▸ **Required work**: Give the number of lines in the listing below that include the word "Accuracy", with nothing more.

▸ **Stored rows**:

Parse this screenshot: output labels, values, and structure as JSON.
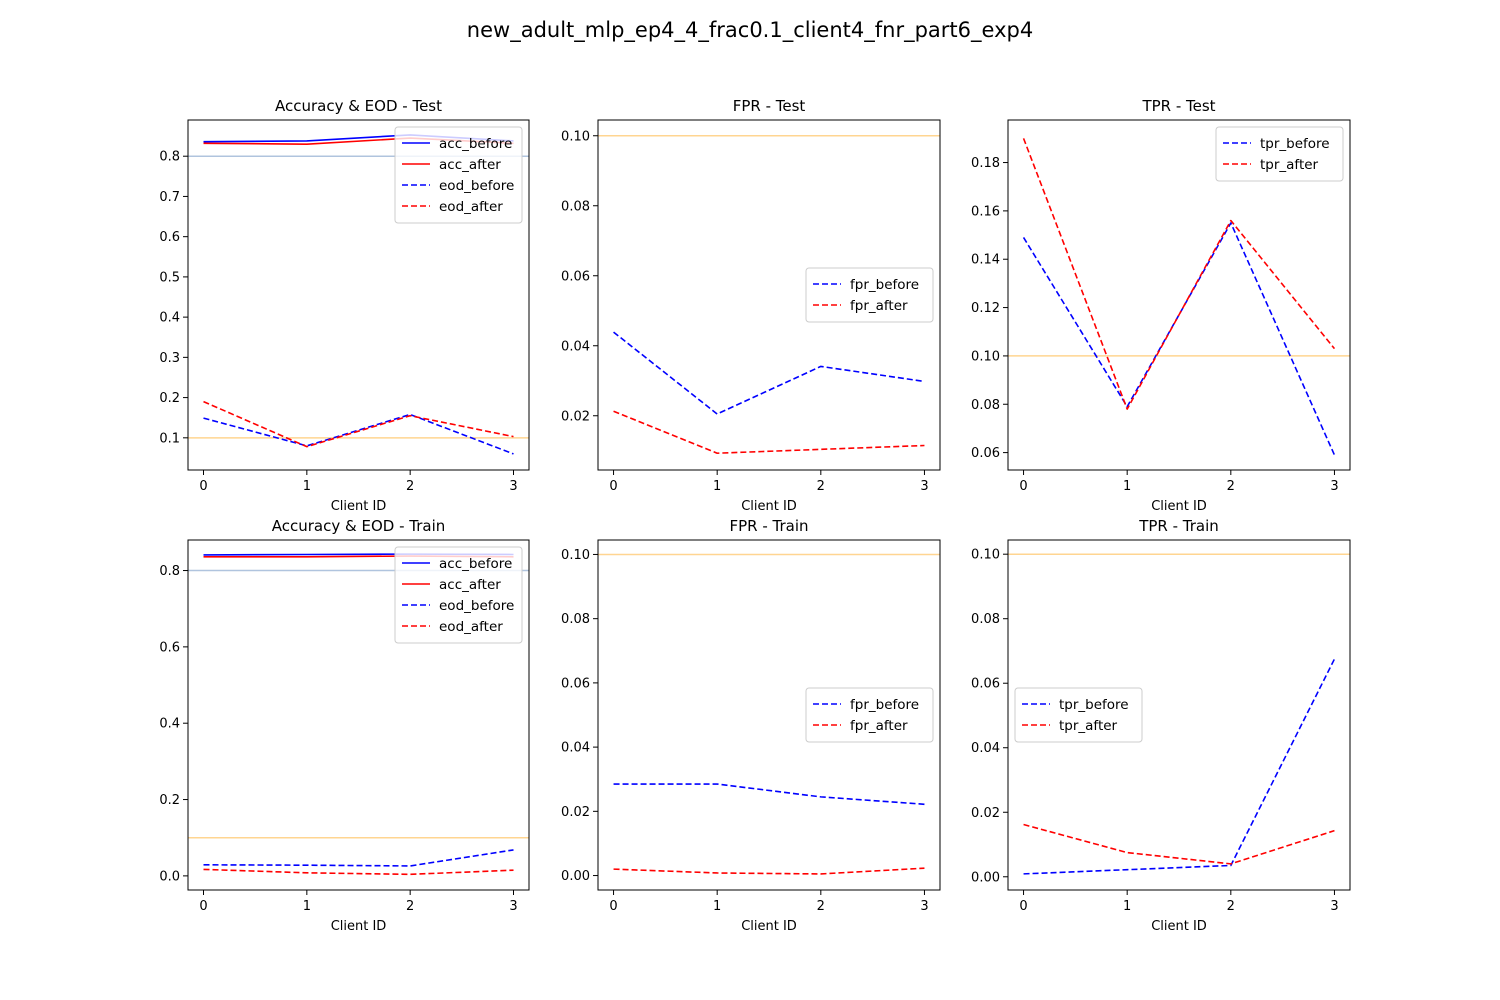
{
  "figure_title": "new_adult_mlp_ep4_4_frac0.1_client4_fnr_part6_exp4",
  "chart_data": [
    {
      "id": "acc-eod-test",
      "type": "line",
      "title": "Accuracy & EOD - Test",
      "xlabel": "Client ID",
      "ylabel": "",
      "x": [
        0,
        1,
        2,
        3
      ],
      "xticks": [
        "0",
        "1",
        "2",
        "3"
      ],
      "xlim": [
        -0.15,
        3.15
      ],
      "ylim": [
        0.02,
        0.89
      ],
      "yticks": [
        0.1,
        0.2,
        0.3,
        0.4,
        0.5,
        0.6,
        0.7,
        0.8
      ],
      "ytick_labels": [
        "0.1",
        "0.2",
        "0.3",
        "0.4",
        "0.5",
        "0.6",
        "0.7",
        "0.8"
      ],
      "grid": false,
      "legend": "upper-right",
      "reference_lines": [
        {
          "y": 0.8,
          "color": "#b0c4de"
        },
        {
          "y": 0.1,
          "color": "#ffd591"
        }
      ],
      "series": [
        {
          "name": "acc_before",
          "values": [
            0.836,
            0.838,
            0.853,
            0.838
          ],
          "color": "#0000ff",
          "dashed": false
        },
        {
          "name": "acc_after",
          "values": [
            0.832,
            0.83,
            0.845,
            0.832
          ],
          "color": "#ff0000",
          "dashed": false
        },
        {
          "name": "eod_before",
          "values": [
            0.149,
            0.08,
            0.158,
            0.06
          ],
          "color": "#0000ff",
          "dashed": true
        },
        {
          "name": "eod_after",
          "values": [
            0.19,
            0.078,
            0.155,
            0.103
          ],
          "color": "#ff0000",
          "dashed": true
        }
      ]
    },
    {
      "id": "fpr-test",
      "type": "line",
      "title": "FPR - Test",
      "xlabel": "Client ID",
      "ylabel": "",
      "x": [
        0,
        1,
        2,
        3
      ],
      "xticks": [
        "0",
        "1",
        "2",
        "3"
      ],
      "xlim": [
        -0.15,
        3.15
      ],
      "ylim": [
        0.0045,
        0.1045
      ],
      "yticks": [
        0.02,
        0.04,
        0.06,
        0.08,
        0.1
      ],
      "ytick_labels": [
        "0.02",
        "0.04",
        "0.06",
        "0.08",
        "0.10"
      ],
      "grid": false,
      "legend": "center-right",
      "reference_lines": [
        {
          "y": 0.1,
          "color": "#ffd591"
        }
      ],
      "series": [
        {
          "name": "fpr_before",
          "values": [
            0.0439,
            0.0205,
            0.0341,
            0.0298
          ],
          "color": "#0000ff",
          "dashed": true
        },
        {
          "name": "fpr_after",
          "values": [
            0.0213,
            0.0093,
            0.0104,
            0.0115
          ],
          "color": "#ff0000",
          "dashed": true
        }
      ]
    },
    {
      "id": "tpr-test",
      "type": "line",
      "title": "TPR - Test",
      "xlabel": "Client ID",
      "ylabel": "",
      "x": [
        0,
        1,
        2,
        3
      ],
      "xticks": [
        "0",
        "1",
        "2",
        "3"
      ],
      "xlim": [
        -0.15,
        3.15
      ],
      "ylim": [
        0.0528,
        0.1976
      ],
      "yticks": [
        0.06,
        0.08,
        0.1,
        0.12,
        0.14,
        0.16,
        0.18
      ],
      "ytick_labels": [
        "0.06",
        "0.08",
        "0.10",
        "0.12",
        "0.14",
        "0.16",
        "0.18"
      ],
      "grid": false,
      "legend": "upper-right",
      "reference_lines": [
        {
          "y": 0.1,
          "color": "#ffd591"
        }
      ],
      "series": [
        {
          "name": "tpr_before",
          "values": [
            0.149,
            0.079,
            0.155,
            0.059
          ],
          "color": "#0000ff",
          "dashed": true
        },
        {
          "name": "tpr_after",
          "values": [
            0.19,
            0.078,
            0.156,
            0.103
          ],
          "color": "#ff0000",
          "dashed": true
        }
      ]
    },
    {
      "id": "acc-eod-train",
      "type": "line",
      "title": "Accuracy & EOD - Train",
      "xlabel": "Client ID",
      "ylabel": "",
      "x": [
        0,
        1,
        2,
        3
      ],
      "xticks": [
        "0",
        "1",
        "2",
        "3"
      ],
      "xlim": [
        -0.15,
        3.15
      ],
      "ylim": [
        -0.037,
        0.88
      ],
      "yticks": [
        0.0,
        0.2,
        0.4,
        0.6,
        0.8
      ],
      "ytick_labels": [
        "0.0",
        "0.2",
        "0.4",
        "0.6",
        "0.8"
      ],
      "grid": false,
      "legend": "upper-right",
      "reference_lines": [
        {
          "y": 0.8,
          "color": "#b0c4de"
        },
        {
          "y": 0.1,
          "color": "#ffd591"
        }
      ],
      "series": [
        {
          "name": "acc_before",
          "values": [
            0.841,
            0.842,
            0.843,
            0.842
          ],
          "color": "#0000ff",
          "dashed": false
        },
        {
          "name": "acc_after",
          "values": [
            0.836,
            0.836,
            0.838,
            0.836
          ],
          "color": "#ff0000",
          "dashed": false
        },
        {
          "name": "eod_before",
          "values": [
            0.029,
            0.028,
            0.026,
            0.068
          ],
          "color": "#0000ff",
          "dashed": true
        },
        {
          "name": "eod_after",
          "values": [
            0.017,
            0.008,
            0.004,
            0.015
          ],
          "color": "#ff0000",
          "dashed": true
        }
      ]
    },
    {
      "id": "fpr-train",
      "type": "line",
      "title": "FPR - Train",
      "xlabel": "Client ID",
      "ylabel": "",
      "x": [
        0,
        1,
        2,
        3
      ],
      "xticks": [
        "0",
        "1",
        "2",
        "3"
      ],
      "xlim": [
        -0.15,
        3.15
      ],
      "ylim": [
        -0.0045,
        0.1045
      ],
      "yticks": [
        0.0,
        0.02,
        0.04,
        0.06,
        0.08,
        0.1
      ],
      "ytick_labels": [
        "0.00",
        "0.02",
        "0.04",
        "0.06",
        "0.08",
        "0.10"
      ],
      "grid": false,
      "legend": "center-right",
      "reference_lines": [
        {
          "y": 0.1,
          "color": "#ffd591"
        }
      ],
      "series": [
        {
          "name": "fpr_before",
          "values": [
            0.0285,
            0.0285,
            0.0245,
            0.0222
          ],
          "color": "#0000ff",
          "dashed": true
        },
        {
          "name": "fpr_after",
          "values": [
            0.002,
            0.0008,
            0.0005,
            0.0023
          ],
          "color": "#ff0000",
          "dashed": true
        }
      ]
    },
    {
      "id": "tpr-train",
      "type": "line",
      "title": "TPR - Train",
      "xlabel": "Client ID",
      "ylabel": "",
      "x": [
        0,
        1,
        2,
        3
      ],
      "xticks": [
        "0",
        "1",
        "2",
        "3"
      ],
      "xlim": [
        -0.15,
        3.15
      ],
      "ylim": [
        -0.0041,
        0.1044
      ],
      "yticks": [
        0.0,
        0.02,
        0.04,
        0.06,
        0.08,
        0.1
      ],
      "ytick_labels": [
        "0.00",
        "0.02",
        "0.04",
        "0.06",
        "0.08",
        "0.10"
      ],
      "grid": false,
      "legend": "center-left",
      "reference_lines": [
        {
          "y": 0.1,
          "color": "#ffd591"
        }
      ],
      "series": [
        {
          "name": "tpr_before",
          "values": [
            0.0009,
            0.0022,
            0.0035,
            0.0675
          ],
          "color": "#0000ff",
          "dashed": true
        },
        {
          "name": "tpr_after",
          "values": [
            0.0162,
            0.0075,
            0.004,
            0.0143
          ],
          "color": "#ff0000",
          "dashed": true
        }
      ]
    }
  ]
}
--
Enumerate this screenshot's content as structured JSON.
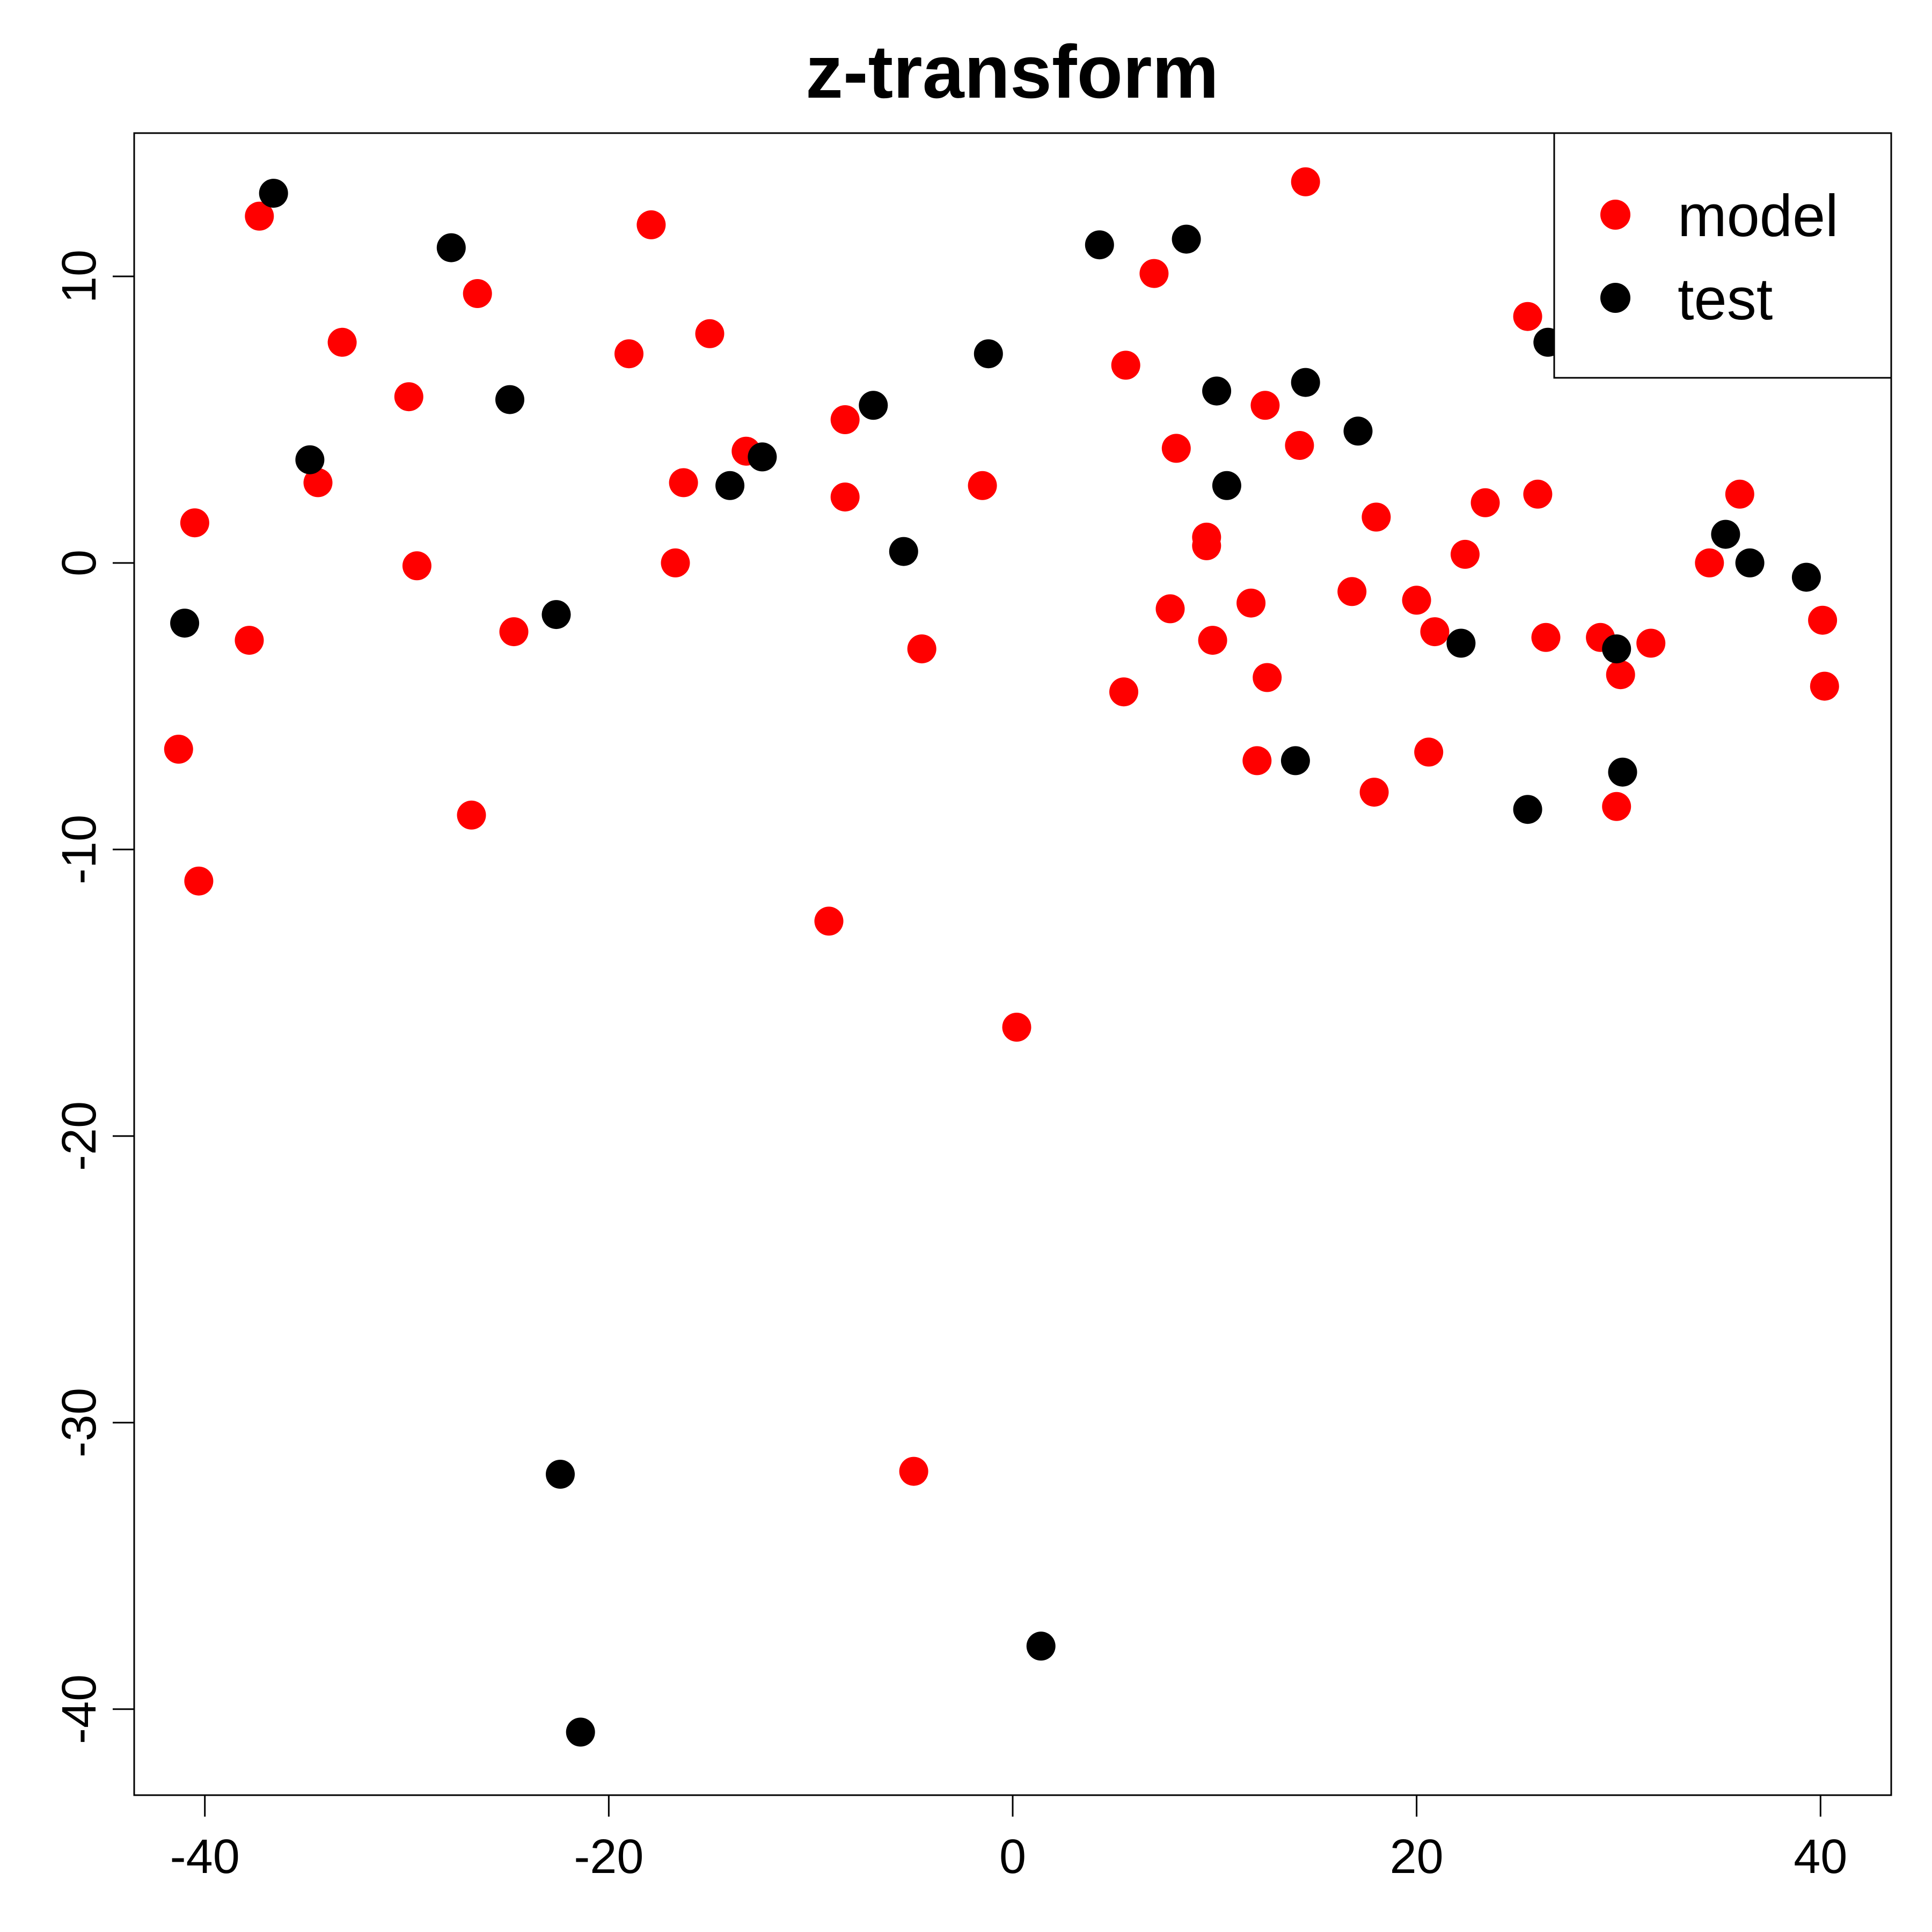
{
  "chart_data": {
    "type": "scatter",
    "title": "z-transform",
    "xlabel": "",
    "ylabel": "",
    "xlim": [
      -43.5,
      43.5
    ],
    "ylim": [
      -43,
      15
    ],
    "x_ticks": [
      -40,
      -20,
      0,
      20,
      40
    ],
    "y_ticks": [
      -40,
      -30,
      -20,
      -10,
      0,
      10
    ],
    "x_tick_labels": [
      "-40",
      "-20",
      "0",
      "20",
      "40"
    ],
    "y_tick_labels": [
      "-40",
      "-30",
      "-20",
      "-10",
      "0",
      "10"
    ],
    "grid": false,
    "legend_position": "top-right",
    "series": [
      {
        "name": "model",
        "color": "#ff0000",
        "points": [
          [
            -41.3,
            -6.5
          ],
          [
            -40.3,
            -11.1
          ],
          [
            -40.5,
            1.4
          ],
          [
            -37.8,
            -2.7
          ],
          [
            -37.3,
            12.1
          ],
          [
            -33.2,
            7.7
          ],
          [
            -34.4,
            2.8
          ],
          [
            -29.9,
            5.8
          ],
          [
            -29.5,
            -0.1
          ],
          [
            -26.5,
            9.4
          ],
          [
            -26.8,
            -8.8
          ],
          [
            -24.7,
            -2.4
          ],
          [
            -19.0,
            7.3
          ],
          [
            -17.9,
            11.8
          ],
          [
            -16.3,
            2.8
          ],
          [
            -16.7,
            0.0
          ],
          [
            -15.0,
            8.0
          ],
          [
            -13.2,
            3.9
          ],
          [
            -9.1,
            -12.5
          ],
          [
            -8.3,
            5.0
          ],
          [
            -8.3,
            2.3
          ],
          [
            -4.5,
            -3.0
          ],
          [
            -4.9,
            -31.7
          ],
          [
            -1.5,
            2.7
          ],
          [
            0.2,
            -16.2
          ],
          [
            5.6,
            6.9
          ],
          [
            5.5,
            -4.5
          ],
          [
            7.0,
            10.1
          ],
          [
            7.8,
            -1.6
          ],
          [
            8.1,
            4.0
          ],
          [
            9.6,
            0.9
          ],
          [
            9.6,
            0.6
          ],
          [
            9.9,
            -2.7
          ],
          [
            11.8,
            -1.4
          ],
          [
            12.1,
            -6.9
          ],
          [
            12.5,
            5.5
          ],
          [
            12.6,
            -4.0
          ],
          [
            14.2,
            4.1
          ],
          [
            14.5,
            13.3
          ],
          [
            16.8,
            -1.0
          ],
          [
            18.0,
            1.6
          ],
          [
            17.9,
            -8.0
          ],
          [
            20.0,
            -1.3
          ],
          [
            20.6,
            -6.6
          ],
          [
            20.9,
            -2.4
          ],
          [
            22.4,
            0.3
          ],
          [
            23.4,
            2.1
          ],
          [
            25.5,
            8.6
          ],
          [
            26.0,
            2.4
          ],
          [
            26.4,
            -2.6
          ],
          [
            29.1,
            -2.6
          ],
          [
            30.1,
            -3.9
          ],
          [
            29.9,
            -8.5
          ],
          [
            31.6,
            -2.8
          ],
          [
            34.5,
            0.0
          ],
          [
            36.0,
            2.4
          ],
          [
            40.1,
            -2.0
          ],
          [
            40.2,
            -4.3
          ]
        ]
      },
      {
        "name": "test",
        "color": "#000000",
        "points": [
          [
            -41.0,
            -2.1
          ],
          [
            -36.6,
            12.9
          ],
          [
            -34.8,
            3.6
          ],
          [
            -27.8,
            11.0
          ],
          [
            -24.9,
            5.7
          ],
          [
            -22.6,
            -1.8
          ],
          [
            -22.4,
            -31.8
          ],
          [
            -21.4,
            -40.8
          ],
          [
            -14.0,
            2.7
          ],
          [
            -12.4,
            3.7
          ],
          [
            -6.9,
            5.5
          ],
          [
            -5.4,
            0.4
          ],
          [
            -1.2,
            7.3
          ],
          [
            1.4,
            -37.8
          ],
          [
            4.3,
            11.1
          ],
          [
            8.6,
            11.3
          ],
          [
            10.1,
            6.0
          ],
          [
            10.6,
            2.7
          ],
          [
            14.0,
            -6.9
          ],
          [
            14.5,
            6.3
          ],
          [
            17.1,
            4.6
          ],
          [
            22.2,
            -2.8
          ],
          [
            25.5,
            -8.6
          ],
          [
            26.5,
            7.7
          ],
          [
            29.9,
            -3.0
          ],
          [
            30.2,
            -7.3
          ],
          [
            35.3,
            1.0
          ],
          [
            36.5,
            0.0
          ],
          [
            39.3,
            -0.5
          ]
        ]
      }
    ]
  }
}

▸ **Solution to this exercise**: 2